Dataset records

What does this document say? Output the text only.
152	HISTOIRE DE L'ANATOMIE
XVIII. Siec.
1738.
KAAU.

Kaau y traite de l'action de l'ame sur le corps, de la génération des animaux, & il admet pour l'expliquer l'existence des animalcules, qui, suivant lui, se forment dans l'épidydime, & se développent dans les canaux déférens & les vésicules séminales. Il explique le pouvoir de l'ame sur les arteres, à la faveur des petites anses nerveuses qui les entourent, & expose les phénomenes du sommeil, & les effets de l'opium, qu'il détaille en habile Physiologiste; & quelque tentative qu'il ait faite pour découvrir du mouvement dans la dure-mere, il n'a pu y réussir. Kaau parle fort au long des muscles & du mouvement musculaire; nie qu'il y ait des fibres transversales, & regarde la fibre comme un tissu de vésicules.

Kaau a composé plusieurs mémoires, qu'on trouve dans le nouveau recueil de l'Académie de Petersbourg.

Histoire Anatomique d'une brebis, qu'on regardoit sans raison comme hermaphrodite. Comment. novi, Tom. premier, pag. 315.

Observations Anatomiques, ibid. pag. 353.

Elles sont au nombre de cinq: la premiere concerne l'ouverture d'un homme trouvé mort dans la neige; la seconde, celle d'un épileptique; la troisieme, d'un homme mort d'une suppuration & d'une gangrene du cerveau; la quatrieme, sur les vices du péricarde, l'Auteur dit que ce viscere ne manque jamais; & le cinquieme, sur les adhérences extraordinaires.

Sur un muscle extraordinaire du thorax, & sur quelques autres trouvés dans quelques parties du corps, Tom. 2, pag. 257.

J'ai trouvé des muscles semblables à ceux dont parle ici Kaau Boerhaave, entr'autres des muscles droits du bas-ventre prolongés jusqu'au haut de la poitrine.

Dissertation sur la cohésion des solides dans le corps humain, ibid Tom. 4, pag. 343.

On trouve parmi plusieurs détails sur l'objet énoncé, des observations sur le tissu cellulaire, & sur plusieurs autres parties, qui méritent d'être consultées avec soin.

**Instruction:**
Transcribe all of the lines in the records precisely.

**Response to the task:**
What does this document say? Output the text only.
152	HISTOIRE DE L'ANATOMIE
XVIII. Siec.
1738.
KAAU.

Kaau y traite de l'action de l'ame sur le corps, de la génération des animaux, & il admet pour l'expliquer l'existence des animalcules, qui, suivant lui, se forment dans l'épidydime, & se développent dans les canaux déférens & les vésicules séminales. Il explique le pouvoir de l'ame sur les arteres, à la faveur des petites anses nerveuses qui les entourent, & expose les phénomenes du sommeil, & les effets de l'opium, qu'il détaille en habile Physiologiste; & quelque tentative qu'il ait faite pour découvrir du mouvement dans la dure-mere, il n'a pu y réussir. Kaau parle fort au long des muscles & du mouvement musculaire; nie qu'il y ait des fibres transversales, & regarde la fibre comme un tissu de vésicules.

Kaau a composé plusieurs mémoires, qu'on trouve dans le nouveau recueil de l'Académie de Petersbourg.

Histoire Anatomique d'une brebis, qu'on regardoit sans raison comme hermaphrodite. Comment. novi, Tom. premier, pag. 315.

Observations Anatomiques, ibid. pag. 353.

Elles sont au nombre de cinq: la premiere concerne l'ouverture d'un homme trouvé mort dans la neige; la seconde, celle d'un épileptique; la troisieme, d'un homme mort d'une suppuration & d'une gangrene du cerveau; la quatrieme, sur les vices du péricarde, l'Auteur dit que ce viscere ne manque jamais; & le cinquieme, sur les adhérences extraordinaires.

Sur un muscle extraordinaire du thorax, & sur quelques autres trouvés dans quelques parties du corps, Tom. 2, pag. 257.

J'ai trouvé des muscles semblables à ceux dont parle ici Kaau Boerhaave, entr'autres des muscles droits du bas-ventre prolongés jusqu'au haut de la poitrine.

Dissertation sur la cohésion des solides dans le corps humain, ibid Tom. 4, pag. 343.

On trouve parmi plusieurs détails sur l'objet énoncé, des observations sur le tissu cellulaire, & sur plusieurs autres parties, qui méritent d'être consultées avec soin.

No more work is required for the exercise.